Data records
━━━━━━

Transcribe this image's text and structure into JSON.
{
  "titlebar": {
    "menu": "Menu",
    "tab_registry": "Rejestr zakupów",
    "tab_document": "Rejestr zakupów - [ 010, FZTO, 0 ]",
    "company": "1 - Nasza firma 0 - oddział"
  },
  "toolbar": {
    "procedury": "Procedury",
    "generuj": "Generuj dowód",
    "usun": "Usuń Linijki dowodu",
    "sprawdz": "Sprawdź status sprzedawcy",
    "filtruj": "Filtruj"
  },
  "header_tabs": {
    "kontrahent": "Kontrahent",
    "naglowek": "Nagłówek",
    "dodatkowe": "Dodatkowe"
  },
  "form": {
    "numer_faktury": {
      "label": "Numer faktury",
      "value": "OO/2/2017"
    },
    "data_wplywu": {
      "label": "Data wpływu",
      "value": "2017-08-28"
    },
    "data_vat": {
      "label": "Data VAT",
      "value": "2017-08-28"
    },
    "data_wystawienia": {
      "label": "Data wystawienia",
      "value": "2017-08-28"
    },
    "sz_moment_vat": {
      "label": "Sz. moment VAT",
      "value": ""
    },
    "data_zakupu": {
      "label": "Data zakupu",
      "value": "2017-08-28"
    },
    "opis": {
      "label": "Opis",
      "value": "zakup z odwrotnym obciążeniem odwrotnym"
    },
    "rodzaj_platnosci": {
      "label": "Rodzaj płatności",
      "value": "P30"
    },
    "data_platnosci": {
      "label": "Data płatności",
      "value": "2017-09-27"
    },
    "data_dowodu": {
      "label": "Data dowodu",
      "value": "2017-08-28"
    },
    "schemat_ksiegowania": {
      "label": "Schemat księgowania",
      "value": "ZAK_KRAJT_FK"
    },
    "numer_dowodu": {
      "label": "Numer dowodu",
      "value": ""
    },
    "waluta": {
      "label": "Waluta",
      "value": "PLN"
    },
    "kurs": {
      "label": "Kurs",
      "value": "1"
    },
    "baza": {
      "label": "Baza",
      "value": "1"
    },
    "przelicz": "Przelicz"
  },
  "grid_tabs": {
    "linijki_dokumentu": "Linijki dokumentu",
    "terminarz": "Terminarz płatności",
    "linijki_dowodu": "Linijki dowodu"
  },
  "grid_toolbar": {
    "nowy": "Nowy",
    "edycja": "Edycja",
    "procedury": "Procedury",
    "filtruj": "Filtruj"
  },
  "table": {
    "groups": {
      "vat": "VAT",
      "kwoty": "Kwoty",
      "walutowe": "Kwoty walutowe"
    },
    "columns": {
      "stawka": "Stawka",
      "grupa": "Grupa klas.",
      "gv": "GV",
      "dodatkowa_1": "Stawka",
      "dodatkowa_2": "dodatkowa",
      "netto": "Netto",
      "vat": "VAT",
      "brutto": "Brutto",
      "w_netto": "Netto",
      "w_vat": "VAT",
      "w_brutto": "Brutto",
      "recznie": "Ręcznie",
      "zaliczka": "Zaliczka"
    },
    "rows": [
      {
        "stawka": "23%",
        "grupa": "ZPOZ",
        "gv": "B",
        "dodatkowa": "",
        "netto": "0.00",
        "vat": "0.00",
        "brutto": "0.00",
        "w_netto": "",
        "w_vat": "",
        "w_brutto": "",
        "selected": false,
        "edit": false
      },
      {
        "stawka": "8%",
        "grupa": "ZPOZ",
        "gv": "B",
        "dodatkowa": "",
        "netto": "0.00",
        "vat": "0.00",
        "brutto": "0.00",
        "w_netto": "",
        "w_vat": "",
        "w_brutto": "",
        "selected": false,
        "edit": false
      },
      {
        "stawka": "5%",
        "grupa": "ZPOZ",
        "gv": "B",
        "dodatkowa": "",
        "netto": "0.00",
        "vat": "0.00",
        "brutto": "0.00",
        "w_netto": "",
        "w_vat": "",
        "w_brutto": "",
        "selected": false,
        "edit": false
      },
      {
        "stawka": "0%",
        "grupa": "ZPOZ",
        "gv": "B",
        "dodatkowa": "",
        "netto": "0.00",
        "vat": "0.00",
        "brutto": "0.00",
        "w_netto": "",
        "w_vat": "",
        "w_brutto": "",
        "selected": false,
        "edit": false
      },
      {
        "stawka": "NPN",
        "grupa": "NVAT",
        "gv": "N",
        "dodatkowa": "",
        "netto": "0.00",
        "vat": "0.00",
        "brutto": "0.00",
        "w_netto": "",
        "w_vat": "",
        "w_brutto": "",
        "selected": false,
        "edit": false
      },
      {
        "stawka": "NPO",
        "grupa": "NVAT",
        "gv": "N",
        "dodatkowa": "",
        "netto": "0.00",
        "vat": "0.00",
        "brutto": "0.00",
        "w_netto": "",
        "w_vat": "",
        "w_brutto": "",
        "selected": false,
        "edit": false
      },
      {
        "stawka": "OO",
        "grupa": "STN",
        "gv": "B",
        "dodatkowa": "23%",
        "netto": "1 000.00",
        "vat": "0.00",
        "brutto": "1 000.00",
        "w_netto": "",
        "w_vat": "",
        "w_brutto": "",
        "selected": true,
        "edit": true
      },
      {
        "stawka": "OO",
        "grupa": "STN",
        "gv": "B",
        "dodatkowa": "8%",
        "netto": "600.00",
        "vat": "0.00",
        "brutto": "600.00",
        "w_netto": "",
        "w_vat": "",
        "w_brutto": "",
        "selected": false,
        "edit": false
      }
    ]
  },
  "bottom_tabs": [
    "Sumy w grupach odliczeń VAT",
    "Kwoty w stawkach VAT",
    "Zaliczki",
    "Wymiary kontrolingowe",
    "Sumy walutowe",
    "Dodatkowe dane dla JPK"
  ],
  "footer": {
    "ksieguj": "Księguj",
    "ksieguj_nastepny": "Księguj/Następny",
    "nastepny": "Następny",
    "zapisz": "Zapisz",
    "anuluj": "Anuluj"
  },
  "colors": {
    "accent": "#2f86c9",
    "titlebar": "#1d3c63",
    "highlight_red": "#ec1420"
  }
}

━━━━━━

* **GOAL OF THE EXERCISE**
Copy out each line exactly.

* **FINAL RESULT**
Transcribe this image's text and structure into JSON.
{
  "titlebar": {
    "menu": "Menu",
    "tab_registry": "Rejestr zakupów",
    "tab_document": "Rejestr zakupów - [ 010, FZTO, 0 ]",
    "company": "1 - Nasza firma 0 - oddział"
  },
  "toolbar": {
    "procedury": "Procedury",
    "generuj": "Generuj dowód",
    "usun": "Usuń Linijki dowodu",
    "sprawdz": "Sprawdź status sprzedawcy",
    "filtruj": "Filtruj"
  },
  "header_tabs": {
    "kontrahent": "Kontrahent",
    "naglowek": "Nagłówek",
    "dodatkowe": "Dodatkowe"
  },
  "form": {
    "numer_faktury": {
      "label": "Numer faktury",
      "value": "OO/2/2017"
    },
    "data_wplywu": {
      "label": "Data wpływu",
      "value": "2017-08-28"
    },
    "data_vat": {
      "label": "Data VAT",
      "value": "2017-08-28"
    },
    "data_wystawienia": {
      "label": "Data wystawienia",
      "value": "2017-08-28"
    },
    "sz_moment_vat": {
      "label": "Sz. moment VAT",
      "value": ""
    },
    "data_zakupu": {
      "label": "Data zakupu",
      "value": "2017-08-28"
    },
    "opis": {
      "label": "Opis",
      "value": "zakup z odwrotnym obciążeniem odwrotnym"
    },
    "rodzaj_platnosci": {
      "label": "Rodzaj płatności",
      "value": "P30"
    },
    "data_platnosci": {
      "label": "Data płatności",
      "value": "2017-09-27"
    },
    "data_dowodu": {
      "label": "Data dowodu",
      "value": "2017-08-28"
    },
    "schemat_ksiegowania": {
      "label": "Schemat księgowania",
      "value": "ZAK_KRAJT_FK"
    },
    "numer_dowodu": {
      "label": "Numer dowodu",
      "value": ""
    },
    "waluta": {
      "label": "Waluta",
      "value": "PLN"
    },
    "kurs": {
      "label": "Kurs",
      "value": "1"
    },
    "baza": {
      "label": "Baza",
      "value": "1"
    },
    "przelicz": "Przelicz"
  },
  "grid_tabs": {
    "linijki_dokumentu": "Linijki dokumentu",
    "terminarz": "Terminarz płatności",
    "linijki_dowodu": "Linijki dowodu"
  },
  "grid_toolbar": {
    "nowy": "Nowy",
    "edycja": "Edycja",
    "procedury": "Procedury",
    "filtruj": "Filtruj"
  },
  "table": {
    "groups": {
      "vat": "VAT",
      "kwoty": "Kwoty",
      "walutowe": "Kwoty walutowe"
    },
    "columns": {
      "stawka": "Stawka",
      "grupa": "Grupa klas.",
      "gv": "GV",
      "dodatkowa_1": "Stawka",
      "dodatkowa_2": "dodatkowa",
      "netto": "Netto",
      "vat": "VAT",
      "brutto": "Brutto",
      "w_netto": "Netto",
      "w_vat": "VAT",
      "w_brutto": "Brutto",
      "recznie": "Ręcznie",
      "zaliczka": "Zaliczka"
    },
    "rows": [
      {
        "stawka": "23%",
        "grupa": "ZPOZ",
        "gv": "B",
        "dodatkowa": "",
        "netto": "0.00",
        "vat": "0.00",
        "brutto": "0.00",
        "w_netto": "",
        "w_vat": "",
        "w_brutto": "",
        "selected": false,
        "edit": false
      },
      {
        "stawka": "8%",
        "grupa": "ZPOZ",
        "gv": "B",
        "dodatkowa": "",
        "netto": "0.00",
        "vat": "0.00",
        "brutto": "0.00",
        "w_netto": "",
        "w_vat": "",
        "w_brutto": "",
        "selected": false,
        "edit": false
      },
      {
        "stawka": "5%",
        "grupa": "ZPOZ",
        "gv": "B",
        "dodatkowa": "",
        "netto": "0.00",
        "vat": "0.00",
        "brutto": "0.00",
        "w_netto": "",
        "w_vat": "",
        "w_brutto": "",
        "selected": false,
        "edit": false
      },
      {
        "stawka": "0%",
        "grupa": "ZPOZ",
        "gv": "B",
        "dodatkowa": "",
        "netto": "0.00",
        "vat": "0.00",
        "brutto": "0.00",
        "w_netto": "",
        "w_vat": "",
        "w_brutto": "",
        "selected": false,
        "edit": false
      },
      {
        "stawka": "NPN",
        "grupa": "NVAT",
        "gv": "N",
        "dodatkowa": "",
        "netto": "0.00",
        "vat": "0.00",
        "brutto": "0.00",
        "w_netto": "",
        "w_vat": "",
        "w_brutto": "",
        "selected": false,
        "edit": false
      },
      {
        "stawka": "NPO",
        "grupa": "NVAT",
        "gv": "N",
        "dodatkowa": "",
        "netto": "0.00",
        "vat": "0.00",
        "brutto": "0.00",
        "w_netto": "",
        "w_vat": "",
        "w_brutto": "",
        "selected": false,
        "edit": false
      },
      {
        "stawka": "OO",
        "grupa": "STN",
        "gv": "B",
        "dodatkowa": "23%",
        "netto": "1 000.00",
        "vat": "0.00",
        "brutto": "1 000.00",
        "w_netto": "",
        "w_vat": "",
        "w_brutto": "",
        "selected": true,
        "edit": true
      },
      {
        "stawka": "OO",
        "grupa": "STN",
        "gv": "B",
        "dodatkowa": "8%",
        "netto": "600.00",
        "vat": "0.00",
        "brutto": "600.00",
        "w_netto": "",
        "w_vat": "",
        "w_brutto": "",
        "selected": false,
        "edit": false
      }
    ]
  },
  "bottom_tabs": [
    "Sumy w grupach odliczeń VAT",
    "Kwoty w stawkach VAT",
    "Zaliczki",
    "Wymiary kontrolingowe",
    "Sumy walutowe",
    "Dodatkowe dane dla JPK"
  ],
  "footer": {
    "ksieguj": "Księguj",
    "ksieguj_nastepny": "Księguj/Następny",
    "nastepny": "Następny",
    "zapisz": "Zapisz",
    "anuluj": "Anuluj"
  },
  "colors": {
    "accent": "#2f86c9",
    "titlebar": "#1d3c63",
    "highlight_red": "#ec1420"
  }
}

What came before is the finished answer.